Write out the Nirsoft forum thread below word for word, starting at "Been using programs" and ending at "great programs too.".

Provided passage:
_____
Have you downloaded anything from them lately?

Is it possible that they were compromised only recently?


----------



## hewee (Oct 26, 2001)

Been using programs from Nirsoft for years and they are safe. Also no install is needed on most of them so that is great. They have a whole lot of great programs too.


----------



## Phantom010 (Mar 9, 2009)

Just downloaded *ChromeHistoryView* to my computer a few minutes ago and scanned it with ESET's NOD32 and Malwarebytes' Anti-Malware. It's clean.


----------



## simr (May 13, 2013)

Okay, you have me convinced.
I just wanna get your interpretation on this.


----------



## Phantom010 (Mar 9, 2009)

AVG flags it as "potentially" active malware. On the same page, users have rated Nirsoft 85% positive. It's one of the very few scanners that have actually found it to be a threat. I wouldn't worry about it.


----------



## Phantom010 (Mar 9, 2009)

*WOT* gives Nirsoft an excellent rating as well.

Read the comments. They may explain why some security programs can flag Nirsoft.


----------



## simr (May 13, 2013)

Thank you Phantom010.

Though I'm also curious as to what you think of *SQLite Database Browser* (and the portable version) for Firefox.


----------



## Phantom010 (Mar 9, 2009)

I don't have much to say about it. It may be more complicated than what you really need. Or will it really show you what you want? Only way to find out is to try it.


----------



## simr (May 13, 2013)

All I want is a easy way to view the history from all browsers together, and Chrome makes it really difficult to view older history.

One more thing, what's the difference between the portable and non portable version of SQLite Database Browser? Is it that the portable one doesn't need to install, just to run? If that's the case, then what's the need for the other one if the portable is faster and more convenient?


----------



## Phantom010 (Mar 9, 2009)

simricht said:


> One more thing, what's the difference between the portable and non portable version of SQLite Database Browser? Is it that the portable one doesn't need to install, just to run? If that's the case, then what's the need for the other one if the portable is faster and more convenient?


http://portableapps.com/about/what_is_a_portable_app


----------



## simr (May 13, 2013)

simricht said:


> ...If that's the case, then what's the need for the other one if the portable is faster and more convenient?


----------



## Phantom010 (Mar 9, 2009)

On the contrary, speed can be an issue with strickly portable apps. But, it can also be negligeable.

For Pros and Cons on portable apps, read:

http://lifehacker.com/5890856/kick-...-considerably-more-awesome-windows-experience


----------



## simr (May 13, 2013)

Thank you!


----------



## hewee (Oct 26, 2001)
_____
Dataset rows:

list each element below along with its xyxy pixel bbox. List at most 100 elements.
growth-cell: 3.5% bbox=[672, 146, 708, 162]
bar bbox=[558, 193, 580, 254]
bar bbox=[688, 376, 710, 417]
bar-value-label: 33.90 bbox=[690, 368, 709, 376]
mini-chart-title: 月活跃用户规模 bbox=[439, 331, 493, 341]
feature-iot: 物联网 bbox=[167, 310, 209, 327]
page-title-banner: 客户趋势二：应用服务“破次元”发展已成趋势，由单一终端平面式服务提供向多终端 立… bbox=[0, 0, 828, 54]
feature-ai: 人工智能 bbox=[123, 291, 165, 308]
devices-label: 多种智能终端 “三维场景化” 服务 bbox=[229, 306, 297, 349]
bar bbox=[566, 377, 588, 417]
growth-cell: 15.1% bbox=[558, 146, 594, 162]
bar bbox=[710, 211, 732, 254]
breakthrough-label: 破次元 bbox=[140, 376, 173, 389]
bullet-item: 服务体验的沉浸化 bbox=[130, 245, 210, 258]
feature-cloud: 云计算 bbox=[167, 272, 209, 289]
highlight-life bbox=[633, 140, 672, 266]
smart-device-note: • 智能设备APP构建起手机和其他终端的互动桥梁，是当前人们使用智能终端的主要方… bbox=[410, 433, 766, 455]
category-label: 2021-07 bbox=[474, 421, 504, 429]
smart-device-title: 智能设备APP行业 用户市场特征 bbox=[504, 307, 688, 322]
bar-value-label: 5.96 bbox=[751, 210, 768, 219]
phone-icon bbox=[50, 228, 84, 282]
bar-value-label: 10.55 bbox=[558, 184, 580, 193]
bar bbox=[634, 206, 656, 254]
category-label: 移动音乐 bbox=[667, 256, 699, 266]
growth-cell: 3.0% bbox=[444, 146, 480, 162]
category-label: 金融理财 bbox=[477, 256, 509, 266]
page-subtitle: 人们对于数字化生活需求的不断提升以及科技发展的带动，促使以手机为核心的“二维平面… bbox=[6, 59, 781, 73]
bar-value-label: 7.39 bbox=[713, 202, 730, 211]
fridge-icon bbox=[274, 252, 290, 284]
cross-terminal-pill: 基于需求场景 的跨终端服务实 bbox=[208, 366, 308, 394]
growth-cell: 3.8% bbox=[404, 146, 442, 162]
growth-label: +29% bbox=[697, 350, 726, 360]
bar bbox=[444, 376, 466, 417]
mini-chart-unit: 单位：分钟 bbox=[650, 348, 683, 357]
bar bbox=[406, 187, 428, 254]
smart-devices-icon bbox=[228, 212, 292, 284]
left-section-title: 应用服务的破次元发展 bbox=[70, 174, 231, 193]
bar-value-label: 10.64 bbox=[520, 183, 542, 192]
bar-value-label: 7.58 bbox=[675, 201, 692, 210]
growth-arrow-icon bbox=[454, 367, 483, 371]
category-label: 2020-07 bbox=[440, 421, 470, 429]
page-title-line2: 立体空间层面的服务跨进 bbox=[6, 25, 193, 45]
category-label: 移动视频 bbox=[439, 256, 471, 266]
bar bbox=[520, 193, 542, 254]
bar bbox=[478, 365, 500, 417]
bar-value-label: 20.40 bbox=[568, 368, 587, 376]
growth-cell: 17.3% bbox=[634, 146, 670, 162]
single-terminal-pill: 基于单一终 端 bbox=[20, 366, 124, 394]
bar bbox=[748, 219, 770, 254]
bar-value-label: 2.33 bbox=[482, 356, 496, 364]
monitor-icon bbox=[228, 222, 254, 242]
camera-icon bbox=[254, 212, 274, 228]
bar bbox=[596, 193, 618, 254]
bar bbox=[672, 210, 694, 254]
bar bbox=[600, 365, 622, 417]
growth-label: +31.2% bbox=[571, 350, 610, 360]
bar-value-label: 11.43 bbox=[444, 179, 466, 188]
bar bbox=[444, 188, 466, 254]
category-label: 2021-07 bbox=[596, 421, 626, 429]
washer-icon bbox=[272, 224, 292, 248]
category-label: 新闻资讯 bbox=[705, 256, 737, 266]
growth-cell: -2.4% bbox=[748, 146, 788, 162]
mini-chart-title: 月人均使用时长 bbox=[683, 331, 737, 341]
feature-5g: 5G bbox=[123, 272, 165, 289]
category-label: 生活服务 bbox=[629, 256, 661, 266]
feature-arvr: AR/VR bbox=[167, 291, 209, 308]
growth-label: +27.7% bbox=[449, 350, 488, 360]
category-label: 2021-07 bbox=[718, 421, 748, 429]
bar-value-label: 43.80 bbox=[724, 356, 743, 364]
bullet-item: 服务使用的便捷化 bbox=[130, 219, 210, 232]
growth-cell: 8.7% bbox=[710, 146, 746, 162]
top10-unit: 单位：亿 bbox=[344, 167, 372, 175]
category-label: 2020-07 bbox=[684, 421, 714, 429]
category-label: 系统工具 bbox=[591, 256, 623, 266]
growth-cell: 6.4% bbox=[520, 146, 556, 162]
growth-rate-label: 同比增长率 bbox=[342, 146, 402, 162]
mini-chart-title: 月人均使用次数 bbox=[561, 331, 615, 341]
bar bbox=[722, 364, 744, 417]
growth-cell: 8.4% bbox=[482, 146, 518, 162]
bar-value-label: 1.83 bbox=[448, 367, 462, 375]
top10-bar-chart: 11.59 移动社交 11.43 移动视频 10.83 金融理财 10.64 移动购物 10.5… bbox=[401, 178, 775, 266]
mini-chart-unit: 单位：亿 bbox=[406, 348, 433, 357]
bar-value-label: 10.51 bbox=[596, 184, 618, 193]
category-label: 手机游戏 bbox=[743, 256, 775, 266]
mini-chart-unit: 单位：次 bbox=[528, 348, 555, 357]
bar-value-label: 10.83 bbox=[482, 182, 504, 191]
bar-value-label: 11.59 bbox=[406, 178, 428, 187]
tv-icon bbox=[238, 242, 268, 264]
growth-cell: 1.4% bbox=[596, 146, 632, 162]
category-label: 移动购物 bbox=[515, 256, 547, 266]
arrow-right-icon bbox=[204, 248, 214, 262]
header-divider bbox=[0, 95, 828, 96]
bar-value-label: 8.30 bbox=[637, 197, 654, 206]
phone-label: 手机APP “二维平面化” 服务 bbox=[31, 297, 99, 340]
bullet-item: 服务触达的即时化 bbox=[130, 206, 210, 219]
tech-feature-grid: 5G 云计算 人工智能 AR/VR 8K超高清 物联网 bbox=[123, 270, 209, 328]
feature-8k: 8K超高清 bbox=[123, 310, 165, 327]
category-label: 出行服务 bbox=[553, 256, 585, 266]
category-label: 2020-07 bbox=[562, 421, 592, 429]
_____
Exercise answer:
Been using programs from Nirsoft for years and they are safe. Also no install is needed on most of them so that is great. They have a whole lot of great programs too.